Extracted records:
========================
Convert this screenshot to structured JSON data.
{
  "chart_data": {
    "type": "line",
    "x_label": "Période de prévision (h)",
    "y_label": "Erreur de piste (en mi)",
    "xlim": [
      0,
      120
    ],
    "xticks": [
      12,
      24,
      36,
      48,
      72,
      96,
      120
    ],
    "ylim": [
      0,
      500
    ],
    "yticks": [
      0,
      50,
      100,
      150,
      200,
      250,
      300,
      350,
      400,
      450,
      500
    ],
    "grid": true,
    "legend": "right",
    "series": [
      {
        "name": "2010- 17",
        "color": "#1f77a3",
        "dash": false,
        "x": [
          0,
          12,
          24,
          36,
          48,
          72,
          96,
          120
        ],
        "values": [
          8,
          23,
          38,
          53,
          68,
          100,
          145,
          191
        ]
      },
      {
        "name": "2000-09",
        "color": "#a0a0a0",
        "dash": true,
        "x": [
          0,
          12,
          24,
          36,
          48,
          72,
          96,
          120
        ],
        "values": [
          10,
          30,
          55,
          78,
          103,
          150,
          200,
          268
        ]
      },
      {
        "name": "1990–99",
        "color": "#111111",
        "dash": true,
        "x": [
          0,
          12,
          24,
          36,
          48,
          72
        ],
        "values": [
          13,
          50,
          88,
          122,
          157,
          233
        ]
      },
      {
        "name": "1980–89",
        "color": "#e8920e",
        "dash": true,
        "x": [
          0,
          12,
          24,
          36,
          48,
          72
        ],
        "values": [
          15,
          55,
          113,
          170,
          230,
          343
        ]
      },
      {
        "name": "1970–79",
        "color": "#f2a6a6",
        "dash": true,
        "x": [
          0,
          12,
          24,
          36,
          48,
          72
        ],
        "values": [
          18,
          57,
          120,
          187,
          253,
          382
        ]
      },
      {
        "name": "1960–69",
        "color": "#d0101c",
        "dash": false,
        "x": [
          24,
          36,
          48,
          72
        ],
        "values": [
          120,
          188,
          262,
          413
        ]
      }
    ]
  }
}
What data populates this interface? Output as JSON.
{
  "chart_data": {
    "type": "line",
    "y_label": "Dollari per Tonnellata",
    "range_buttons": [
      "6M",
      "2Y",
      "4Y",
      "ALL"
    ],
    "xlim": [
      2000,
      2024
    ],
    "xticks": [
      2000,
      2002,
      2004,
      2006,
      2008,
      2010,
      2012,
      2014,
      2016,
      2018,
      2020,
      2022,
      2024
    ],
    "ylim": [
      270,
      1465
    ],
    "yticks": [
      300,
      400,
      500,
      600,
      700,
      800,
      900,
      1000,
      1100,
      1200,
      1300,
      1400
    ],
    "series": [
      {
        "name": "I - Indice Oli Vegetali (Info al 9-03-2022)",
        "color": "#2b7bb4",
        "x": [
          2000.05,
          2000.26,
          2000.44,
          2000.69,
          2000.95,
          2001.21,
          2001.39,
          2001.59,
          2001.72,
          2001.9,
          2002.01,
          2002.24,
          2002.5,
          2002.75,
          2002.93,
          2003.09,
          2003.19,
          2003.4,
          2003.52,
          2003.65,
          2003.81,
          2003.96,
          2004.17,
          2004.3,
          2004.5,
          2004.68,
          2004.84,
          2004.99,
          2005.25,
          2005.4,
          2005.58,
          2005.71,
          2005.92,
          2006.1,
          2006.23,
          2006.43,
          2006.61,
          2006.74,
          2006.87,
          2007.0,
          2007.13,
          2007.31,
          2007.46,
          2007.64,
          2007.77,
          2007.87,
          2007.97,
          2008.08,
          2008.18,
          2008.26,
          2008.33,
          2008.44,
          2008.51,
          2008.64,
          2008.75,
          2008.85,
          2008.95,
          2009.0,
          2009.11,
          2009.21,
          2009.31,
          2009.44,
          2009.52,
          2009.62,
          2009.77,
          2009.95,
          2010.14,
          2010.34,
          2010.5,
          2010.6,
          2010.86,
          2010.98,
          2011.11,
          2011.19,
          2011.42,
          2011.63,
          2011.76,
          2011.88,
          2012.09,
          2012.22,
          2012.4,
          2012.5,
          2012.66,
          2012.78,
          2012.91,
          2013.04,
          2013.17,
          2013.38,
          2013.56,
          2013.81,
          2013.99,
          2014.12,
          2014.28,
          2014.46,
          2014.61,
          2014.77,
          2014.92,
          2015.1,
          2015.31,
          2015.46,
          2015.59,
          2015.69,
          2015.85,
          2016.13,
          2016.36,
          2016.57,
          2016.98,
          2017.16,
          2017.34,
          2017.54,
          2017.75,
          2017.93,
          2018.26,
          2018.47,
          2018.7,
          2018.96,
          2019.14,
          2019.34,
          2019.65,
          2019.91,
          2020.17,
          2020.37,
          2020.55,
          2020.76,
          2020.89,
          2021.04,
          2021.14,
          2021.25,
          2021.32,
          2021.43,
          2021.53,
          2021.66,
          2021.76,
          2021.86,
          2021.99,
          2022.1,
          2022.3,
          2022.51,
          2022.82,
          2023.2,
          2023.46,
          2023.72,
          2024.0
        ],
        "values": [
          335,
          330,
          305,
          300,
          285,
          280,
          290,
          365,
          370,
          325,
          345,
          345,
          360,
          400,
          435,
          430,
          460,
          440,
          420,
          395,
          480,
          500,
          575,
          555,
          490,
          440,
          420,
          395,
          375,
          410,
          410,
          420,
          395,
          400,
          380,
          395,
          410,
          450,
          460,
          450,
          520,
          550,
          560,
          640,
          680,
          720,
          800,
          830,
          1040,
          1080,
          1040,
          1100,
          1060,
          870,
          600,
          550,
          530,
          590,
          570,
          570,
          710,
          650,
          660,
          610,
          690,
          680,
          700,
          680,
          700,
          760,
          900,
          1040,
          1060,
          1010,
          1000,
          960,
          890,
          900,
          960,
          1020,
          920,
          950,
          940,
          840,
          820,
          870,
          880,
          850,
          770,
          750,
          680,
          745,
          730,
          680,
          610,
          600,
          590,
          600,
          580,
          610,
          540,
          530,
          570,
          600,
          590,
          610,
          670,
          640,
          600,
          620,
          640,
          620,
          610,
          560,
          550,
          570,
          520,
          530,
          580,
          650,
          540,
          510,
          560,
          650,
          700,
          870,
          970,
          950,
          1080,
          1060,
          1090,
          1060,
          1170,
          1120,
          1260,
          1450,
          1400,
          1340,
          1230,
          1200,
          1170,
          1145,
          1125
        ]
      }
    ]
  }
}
========================
WHAT YOU SHOULD DO:
Copy each line of the data that contains the word "color".

WORKED ANSWER:
        "color": "#1f77a3",
        "color": "#a0a0a0",
        "color": "#111111",
        "color": "#e8920e",
        "color": "#f2a6a6",
        "color": "#d0101c",
        "color": "#2b7bb4",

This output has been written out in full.